==== Data supplied
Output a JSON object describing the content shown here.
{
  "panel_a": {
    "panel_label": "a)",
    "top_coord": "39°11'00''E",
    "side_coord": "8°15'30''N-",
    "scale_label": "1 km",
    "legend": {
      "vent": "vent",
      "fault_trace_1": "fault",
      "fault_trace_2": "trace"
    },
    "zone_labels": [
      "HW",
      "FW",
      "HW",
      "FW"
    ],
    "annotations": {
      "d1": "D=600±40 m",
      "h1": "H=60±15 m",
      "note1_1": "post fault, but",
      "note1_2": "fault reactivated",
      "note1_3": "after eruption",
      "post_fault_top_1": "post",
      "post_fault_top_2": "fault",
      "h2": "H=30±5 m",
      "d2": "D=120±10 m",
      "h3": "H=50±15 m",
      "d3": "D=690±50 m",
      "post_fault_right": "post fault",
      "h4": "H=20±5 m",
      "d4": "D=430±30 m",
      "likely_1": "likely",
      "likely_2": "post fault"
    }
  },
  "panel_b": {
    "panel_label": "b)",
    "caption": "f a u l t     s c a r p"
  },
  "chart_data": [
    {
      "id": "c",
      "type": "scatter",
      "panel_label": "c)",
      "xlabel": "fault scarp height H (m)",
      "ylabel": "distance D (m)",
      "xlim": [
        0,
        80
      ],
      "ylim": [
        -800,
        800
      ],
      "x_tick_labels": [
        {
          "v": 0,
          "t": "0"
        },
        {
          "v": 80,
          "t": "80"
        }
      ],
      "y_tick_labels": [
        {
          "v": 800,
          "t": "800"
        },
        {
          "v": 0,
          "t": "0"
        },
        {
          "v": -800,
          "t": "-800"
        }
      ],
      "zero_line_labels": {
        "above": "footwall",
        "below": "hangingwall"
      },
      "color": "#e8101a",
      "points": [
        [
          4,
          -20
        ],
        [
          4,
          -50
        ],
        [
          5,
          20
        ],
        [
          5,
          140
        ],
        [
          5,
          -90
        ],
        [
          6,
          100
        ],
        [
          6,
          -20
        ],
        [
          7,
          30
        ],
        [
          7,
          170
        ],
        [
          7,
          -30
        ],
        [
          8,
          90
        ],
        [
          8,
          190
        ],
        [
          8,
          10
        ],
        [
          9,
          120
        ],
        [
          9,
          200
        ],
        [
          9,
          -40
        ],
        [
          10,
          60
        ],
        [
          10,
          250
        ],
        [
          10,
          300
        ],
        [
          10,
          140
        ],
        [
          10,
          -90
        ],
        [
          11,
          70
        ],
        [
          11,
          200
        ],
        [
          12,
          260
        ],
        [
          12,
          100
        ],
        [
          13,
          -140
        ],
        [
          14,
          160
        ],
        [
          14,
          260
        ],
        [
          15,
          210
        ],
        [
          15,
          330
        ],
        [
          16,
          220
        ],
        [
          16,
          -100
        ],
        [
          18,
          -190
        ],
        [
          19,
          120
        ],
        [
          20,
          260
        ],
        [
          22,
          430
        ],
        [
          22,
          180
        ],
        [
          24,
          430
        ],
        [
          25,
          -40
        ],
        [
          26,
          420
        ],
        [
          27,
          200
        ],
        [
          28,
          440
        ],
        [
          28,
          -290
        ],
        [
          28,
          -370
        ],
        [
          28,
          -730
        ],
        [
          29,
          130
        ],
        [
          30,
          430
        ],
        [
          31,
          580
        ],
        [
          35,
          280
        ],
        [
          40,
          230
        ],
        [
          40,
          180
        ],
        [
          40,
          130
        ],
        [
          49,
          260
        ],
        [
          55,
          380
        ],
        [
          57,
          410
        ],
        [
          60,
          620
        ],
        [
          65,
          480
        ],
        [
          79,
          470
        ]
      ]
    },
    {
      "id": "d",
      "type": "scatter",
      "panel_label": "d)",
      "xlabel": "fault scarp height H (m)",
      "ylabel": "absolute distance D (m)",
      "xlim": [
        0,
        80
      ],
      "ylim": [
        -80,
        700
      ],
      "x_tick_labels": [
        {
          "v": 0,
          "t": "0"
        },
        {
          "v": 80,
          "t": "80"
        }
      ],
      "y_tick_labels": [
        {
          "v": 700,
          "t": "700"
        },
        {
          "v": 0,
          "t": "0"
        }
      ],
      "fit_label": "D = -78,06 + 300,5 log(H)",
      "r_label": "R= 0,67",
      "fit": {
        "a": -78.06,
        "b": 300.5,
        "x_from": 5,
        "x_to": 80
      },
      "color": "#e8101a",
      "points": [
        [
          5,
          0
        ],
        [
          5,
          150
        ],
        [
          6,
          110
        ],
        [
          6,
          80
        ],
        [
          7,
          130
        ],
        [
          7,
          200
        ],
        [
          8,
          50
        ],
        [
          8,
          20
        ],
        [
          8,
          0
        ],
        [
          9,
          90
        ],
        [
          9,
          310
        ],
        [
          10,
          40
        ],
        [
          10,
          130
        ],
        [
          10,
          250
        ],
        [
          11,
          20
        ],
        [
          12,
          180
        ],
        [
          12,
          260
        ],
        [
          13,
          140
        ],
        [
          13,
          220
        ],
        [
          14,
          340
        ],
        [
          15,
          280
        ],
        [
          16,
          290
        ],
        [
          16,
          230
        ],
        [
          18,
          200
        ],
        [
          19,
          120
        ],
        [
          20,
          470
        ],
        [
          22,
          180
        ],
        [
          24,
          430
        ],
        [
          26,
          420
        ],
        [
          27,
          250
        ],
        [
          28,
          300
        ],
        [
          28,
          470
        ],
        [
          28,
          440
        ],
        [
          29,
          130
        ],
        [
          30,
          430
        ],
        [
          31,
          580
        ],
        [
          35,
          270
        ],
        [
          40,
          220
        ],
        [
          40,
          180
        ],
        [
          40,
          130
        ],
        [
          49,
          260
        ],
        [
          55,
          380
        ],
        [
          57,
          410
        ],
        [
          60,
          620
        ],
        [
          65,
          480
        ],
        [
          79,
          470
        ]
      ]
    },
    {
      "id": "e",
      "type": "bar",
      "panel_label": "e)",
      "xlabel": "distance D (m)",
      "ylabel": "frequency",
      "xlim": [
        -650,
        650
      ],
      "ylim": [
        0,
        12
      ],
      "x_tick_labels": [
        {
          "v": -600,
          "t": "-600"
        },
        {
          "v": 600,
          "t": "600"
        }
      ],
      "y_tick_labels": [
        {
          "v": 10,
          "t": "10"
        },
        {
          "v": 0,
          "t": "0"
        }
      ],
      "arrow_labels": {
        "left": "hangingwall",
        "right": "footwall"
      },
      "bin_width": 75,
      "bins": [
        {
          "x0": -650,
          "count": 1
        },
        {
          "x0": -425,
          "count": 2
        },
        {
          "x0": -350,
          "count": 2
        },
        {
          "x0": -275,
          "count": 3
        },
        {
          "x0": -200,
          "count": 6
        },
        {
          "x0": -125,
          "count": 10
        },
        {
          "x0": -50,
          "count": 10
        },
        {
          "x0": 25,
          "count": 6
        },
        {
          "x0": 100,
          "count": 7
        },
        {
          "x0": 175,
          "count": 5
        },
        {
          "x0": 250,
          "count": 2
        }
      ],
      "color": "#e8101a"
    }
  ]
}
========
==== Data supplied
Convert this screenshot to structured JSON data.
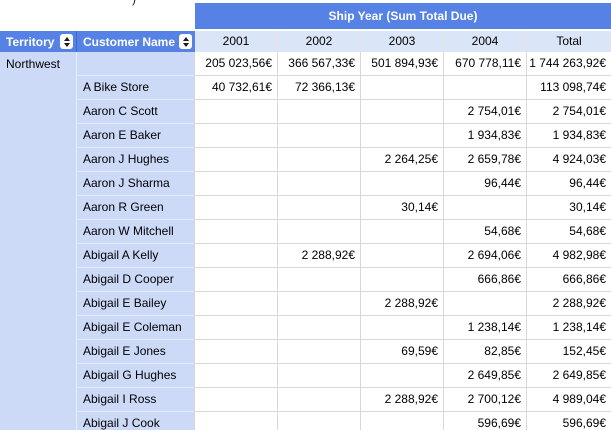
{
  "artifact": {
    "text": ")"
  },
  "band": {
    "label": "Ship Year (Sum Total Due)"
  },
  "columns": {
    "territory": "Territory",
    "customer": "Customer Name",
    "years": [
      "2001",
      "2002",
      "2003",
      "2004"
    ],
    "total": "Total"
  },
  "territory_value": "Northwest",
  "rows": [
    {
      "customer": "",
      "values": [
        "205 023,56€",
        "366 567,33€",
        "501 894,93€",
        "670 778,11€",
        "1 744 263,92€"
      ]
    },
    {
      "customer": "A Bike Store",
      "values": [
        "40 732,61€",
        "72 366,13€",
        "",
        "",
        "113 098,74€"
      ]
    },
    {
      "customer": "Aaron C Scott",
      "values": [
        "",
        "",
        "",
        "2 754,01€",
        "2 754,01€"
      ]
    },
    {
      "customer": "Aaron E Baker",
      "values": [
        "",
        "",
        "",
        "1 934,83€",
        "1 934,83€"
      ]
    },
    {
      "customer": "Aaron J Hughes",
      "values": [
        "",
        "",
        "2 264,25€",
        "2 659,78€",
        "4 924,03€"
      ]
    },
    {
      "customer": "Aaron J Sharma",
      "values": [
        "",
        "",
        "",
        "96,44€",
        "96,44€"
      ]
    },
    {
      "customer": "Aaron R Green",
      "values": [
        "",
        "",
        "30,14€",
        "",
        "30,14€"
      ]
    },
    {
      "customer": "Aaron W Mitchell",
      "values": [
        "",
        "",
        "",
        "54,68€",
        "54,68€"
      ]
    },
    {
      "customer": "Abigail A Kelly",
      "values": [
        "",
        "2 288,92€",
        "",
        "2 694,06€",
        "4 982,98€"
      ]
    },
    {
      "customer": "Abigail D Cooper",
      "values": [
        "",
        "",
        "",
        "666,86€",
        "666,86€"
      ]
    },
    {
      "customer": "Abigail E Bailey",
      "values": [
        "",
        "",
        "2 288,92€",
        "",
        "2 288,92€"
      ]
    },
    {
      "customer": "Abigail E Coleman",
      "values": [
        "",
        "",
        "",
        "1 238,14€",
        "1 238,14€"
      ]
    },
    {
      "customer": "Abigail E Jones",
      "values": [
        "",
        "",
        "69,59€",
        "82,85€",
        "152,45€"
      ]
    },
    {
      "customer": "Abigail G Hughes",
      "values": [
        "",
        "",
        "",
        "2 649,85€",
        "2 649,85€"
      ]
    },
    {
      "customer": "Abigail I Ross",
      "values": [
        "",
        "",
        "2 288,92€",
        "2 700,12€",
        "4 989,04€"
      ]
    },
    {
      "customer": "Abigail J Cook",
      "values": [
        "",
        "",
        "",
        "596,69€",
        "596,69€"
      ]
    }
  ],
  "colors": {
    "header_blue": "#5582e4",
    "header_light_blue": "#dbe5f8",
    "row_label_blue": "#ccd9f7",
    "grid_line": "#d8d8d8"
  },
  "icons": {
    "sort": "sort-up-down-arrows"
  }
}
========
==== Data supplied
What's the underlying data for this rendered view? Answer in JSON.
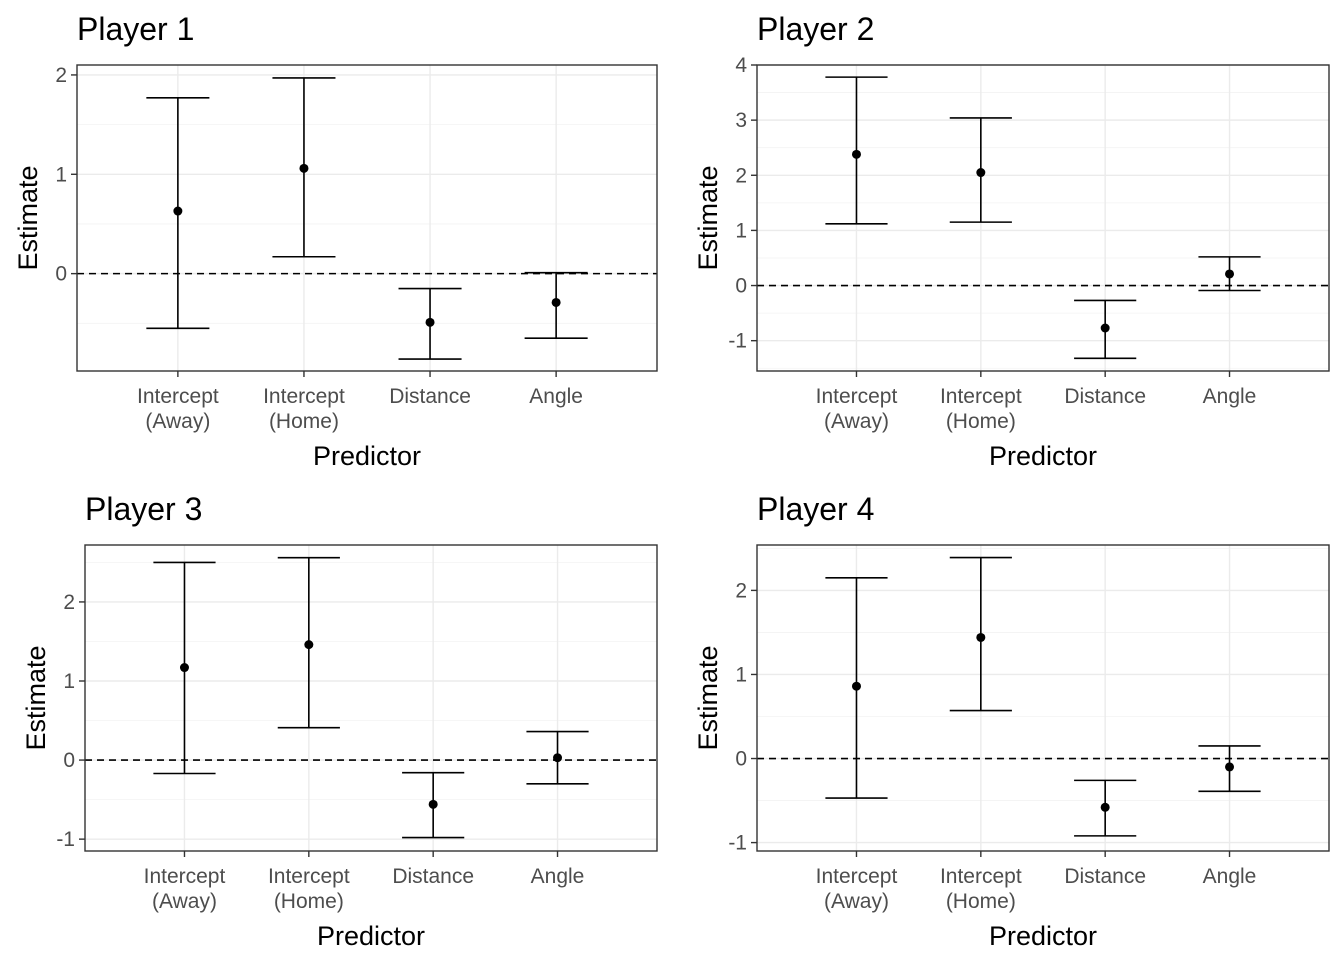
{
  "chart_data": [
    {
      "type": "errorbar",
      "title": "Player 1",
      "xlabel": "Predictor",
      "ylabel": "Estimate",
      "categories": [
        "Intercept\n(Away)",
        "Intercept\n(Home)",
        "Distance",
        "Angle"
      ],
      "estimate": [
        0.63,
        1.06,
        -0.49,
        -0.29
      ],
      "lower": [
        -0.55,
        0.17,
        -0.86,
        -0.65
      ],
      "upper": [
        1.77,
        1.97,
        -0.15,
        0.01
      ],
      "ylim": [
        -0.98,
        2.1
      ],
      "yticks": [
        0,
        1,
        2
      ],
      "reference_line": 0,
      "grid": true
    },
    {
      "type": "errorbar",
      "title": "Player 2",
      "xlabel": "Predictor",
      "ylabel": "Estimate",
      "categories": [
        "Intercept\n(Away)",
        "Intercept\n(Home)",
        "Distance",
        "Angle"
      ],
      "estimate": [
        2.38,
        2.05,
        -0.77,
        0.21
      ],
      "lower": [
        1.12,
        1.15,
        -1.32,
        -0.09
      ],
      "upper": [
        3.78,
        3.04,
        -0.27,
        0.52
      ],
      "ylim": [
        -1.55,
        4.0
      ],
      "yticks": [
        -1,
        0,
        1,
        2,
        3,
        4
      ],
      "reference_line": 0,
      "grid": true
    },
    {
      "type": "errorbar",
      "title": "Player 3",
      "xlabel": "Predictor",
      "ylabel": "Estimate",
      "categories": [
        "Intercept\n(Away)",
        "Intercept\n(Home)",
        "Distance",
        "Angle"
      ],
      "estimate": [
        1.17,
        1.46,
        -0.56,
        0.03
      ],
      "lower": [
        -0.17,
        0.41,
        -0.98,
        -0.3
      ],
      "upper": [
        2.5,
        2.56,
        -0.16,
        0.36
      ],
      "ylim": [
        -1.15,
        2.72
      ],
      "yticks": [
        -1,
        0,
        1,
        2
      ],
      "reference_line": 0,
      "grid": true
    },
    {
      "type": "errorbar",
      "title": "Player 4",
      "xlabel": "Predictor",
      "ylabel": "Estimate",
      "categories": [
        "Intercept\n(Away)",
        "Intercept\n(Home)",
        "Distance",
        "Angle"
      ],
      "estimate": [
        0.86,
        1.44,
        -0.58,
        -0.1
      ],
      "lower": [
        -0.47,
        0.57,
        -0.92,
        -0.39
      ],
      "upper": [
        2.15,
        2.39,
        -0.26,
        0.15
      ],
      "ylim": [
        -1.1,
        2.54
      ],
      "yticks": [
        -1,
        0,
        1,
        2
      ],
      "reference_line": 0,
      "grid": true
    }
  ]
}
========
Which lines include the word "Abigail"? List them all.

      "customer": "Abigail A Kelly",
      "customer": "Abigail D Cooper",
      "customer": "Abigail E Bailey",
      "customer": "Abigail E Coleman",
      "customer": "Abigail E Jones",
      "customer": "Abigail G Hughes",
      "customer": "Abigail I Ross",
      "customer": "Abigail J Cook",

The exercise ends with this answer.